Entries from a dataset:
◆ ◆ ◆ ◆ ◆ ◆ ◆
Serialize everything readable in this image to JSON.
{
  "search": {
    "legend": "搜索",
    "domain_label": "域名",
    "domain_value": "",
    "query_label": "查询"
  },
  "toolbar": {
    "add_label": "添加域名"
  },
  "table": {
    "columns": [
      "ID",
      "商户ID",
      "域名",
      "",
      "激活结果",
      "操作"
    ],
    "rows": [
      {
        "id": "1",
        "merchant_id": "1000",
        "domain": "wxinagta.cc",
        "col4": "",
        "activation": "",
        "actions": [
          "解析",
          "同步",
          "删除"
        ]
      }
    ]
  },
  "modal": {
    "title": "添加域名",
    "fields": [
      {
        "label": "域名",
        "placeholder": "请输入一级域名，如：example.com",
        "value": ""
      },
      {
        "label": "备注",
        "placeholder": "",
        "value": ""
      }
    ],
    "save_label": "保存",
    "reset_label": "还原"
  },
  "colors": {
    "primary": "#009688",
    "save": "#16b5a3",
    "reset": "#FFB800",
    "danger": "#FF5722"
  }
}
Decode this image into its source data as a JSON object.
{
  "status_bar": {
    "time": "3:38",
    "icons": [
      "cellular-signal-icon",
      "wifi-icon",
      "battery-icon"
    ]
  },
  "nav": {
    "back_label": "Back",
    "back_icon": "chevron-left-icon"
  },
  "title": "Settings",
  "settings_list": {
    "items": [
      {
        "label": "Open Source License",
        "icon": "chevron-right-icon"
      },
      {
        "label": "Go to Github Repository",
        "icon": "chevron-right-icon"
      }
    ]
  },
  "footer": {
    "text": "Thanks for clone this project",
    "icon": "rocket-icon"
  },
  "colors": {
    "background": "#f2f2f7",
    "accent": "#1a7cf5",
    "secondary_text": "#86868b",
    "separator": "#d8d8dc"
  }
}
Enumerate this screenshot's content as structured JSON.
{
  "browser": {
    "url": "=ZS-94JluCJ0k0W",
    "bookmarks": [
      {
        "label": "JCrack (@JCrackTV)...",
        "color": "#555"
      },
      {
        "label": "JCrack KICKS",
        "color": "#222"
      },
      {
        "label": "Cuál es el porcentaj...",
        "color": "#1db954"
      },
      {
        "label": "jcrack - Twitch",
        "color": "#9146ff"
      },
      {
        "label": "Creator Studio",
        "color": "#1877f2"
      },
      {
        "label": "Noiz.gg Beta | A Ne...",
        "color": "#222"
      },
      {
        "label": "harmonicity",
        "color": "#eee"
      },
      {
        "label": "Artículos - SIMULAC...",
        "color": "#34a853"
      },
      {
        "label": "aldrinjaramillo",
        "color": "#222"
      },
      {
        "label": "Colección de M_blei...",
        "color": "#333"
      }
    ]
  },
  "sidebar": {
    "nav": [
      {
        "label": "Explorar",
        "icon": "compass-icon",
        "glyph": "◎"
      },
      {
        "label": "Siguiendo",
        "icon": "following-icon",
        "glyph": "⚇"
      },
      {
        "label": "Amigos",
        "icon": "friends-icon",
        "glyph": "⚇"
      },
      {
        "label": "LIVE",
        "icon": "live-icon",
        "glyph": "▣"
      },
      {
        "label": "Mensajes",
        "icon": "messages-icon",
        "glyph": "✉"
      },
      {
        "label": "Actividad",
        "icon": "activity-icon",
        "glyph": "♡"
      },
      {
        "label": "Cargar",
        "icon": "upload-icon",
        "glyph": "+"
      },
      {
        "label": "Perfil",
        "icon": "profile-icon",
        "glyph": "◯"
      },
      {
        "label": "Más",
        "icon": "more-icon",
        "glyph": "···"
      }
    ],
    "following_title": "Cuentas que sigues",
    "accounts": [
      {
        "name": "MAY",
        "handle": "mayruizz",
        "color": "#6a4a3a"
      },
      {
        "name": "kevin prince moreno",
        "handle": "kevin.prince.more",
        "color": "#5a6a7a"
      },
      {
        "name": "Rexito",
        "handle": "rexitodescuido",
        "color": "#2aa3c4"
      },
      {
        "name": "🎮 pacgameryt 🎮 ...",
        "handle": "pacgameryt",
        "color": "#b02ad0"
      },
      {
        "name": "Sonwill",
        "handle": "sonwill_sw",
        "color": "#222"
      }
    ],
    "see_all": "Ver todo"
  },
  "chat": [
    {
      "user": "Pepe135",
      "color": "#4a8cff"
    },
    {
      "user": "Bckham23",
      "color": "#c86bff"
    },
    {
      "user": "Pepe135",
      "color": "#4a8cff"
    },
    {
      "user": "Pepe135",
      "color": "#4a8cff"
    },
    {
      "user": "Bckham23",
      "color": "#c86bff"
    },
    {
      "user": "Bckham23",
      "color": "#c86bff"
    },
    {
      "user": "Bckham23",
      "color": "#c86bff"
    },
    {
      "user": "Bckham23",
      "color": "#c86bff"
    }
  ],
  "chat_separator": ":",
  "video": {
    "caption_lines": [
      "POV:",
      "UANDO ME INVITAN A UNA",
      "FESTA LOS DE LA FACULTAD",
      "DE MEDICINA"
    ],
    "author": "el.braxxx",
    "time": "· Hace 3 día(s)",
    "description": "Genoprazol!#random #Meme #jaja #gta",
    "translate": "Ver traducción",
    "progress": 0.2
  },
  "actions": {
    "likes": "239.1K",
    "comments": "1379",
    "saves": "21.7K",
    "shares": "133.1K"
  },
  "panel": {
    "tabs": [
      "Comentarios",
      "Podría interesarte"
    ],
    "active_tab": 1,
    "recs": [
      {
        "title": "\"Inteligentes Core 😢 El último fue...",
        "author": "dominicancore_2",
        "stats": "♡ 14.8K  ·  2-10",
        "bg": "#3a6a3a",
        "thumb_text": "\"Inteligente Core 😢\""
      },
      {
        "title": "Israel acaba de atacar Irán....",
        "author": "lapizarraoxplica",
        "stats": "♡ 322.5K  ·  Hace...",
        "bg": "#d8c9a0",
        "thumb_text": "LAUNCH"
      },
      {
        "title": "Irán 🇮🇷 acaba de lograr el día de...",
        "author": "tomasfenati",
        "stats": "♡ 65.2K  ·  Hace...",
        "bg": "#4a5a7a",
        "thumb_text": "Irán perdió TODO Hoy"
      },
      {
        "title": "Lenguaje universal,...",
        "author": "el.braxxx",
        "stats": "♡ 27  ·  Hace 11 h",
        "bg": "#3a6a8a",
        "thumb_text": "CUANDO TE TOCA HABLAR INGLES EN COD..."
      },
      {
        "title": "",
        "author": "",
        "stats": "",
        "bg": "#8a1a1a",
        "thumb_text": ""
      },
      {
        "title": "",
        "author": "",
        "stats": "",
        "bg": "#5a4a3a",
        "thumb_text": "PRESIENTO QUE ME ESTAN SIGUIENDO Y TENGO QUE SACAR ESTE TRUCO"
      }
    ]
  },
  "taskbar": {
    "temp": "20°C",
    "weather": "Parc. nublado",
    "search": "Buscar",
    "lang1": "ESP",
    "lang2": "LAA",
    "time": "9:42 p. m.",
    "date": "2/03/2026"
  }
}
◆ ◆ ◆ ◆ ◆ ◆ ◆
## Work required
Exactly as written, please output every entry.

## Worked answer
Serialize everything readable in this image to JSON.
{
  "search": {
    "legend": "搜索",
    "domain_label": "域名",
    "domain_value": "",
    "query_label": "查询"
  },
  "toolbar": {
    "add_label": "添加域名"
  },
  "table": {
    "columns": [
      "ID",
      "商户ID",
      "域名",
      "",
      "激活结果",
      "操作"
    ],
    "rows": [
      {
        "id": "1",
        "merchant_id": "1000",
        "domain": "wxinagta.cc",
        "col4": "",
        "activation": "",
        "actions": [
          "解析",
          "同步",
          "删除"
        ]
      }
    ]
  },
  "modal": {
    "title": "添加域名",
    "fields": [
      {
        "label": "域名",
        "placeholder": "请输入一级域名，如：example.com",
        "value": ""
      },
      {
        "label": "备注",
        "placeholder": "",
        "value": ""
      }
    ],
    "save_label": "保存",
    "reset_label": "还原"
  },
  "colors": {
    "primary": "#009688",
    "save": "#16b5a3",
    "reset": "#FFB800",
    "danger": "#FF5722"
  }
}
Decode this image into its source data as a JSON object.
{
  "status_bar": {
    "time": "3:38",
    "icons": [
      "cellular-signal-icon",
      "wifi-icon",
      "battery-icon"
    ]
  },
  "nav": {
    "back_label": "Back",
    "back_icon": "chevron-left-icon"
  },
  "title": "Settings",
  "settings_list": {
    "items": [
      {
        "label": "Open Source License",
        "icon": "chevron-right-icon"
      },
      {
        "label": "Go to Github Repository",
        "icon": "chevron-right-icon"
      }
    ]
  },
  "footer": {
    "text": "Thanks for clone this project",
    "icon": "rocket-icon"
  },
  "colors": {
    "background": "#f2f2f7",
    "accent": "#1a7cf5",
    "secondary_text": "#86868b",
    "separator": "#d8d8dc"
  }
}
Enumerate this screenshot's content as structured JSON.
{
  "browser": {
    "url": "=ZS-94JluCJ0k0W",
    "bookmarks": [
      {
        "label": "JCrack (@JCrackTV)...",
        "color": "#555"
      },
      {
        "label": "JCrack KICKS",
        "color": "#222"
      },
      {
        "label": "Cuál es el porcentaj...",
        "color": "#1db954"
      },
      {
        "label": "jcrack - Twitch",
        "color": "#9146ff"
      },
      {
        "label": "Creator Studio",
        "color": "#1877f2"
      },
      {
        "label": "Noiz.gg Beta | A Ne...",
        "color": "#222"
      },
      {
        "label": "harmonicity",
        "color": "#eee"
      },
      {
        "label": "Artículos - SIMULAC...",
        "color": "#34a853"
      },
      {
        "label": "aldrinjaramillo",
        "color": "#222"
      },
      {
        "label": "Colección de M_blei...",
        "color": "#333"
      }
    ]
  },
  "sidebar": {
    "nav": [
      {
        "label": "Explorar",
        "icon": "compass-icon",
        "glyph": "◎"
      },
      {
        "label": "Siguiendo",
        "icon": "following-icon",
        "glyph": "⚇"
      },
      {
        "label": "Amigos",
        "icon": "friends-icon",
        "glyph": "⚇"
      },
      {
        "label": "LIVE",
        "icon": "live-icon",
        "glyph": "▣"
      },
      {
        "label": "Mensajes",
        "icon": "messages-icon",
        "glyph": "✉"
      },
      {
        "label": "Actividad",
        "icon": "activity-icon",
        "glyph": "♡"
      },
      {
        "label": "Cargar",
        "icon": "upload-icon",
        "glyph": "+"
      },
      {
        "label": "Perfil",
        "icon": "profile-icon",
        "glyph": "◯"
      },
      {
        "label": "Más",
        "icon": "more-icon",
        "glyph": "···"
      }
    ],
    "following_title": "Cuentas que sigues",
    "accounts": [
      {
        "name": "MAY",
        "handle": "mayruizz",
        "color": "#6a4a3a"
      },
      {
        "name": "kevin prince moreno",
        "handle": "kevin.prince.more",
        "color": "#5a6a7a"
      },
      {
        "name": "Rexito",
        "handle": "rexitodescuido",
        "color": "#2aa3c4"
      },
      {
        "name": "🎮 pacgameryt 🎮 ...",
        "handle": "pacgameryt",
        "color": "#b02ad0"
      },
      {
        "name": "Sonwill",
        "handle": "sonwill_sw",
        "color": "#222"
      }
    ],
    "see_all": "Ver todo"
  },
  "chat": [
    {
      "user": "Pepe135",
      "color": "#4a8cff"
    },
    {
      "user": "Bckham23",
      "color": "#c86bff"
    },
    {
      "user": "Pepe135",
      "color": "#4a8cff"
    },
    {
      "user": "Pepe135",
      "color": "#4a8cff"
    },
    {
      "user": "Bckham23",
      "color": "#c86bff"
    },
    {
      "user": "Bckham23",
      "color": "#c86bff"
    },
    {
      "user": "Bckham23",
      "color": "#c86bff"
    },
    {
      "user": "Bckham23",
      "color": "#c86bff"
    }
  ],
  "chat_separator": ":",
  "video": {
    "caption_lines": [
      "POV:",
      "UANDO ME INVITAN A UNA",
      "FESTA LOS DE LA FACULTAD",
      "DE MEDICINA"
    ],
    "author": "el.braxxx",
    "time": "· Hace 3 día(s)",
    "description": "Genoprazol!#random #Meme #jaja #gta",
    "translate": "Ver traducción",
    "progress": 0.2
  },
  "actions": {
    "likes": "239.1K",
    "comments": "1379",
    "saves": "21.7K",
    "shares": "133.1K"
  },
  "panel": {
    "tabs": [
      "Comentarios",
      "Podría interesarte"
    ],
    "active_tab": 1,
    "recs": [
      {
        "title": "\"Inteligentes Core 😢 El último fue...",
        "author": "dominicancore_2",
        "stats": "♡ 14.8K  ·  2-10",
        "bg": "#3a6a3a",
        "thumb_text": "\"Inteligente Core 😢\""
      },
      {
        "title": "Israel acaba de atacar Irán....",
        "author": "lapizarraoxplica",
        "stats": "♡ 322.5K  ·  Hace...",
        "bg": "#d8c9a0",
        "thumb_text": "LAUNCH"
      },
      {
        "title": "Irán 🇮🇷 acaba de lograr el día de...",
        "author": "tomasfenati",
        "stats": "♡ 65.2K  ·  Hace...",
        "bg": "#4a5a7a",
        "thumb_text": "Irán perdió TODO Hoy"
      },
      {
        "title": "Lenguaje universal,...",
        "author": "el.braxxx",
        "stats": "♡ 27  ·  Hace 11 h",
        "bg": "#3a6a8a",
        "thumb_text": "CUANDO TE TOCA HABLAR INGLES EN COD..."
      },
      {
        "title": "",
        "author": "",
        "stats": "",
        "bg": "#8a1a1a",
        "thumb_text": ""
      },
      {
        "title": "",
        "author": "",
        "stats": "",
        "bg": "#5a4a3a",
        "thumb_text": "PRESIENTO QUE ME ESTAN SIGUIENDO Y TENGO QUE SACAR ESTE TRUCO"
      }
    ]
  },
  "taskbar": {
    "temp": "20°C",
    "weather": "Parc. nublado",
    "search": "Buscar",
    "lang1": "ESP",
    "lang2": "LAA",
    "time": "9:42 p. m.",
    "date": "2/03/2026"
  }
}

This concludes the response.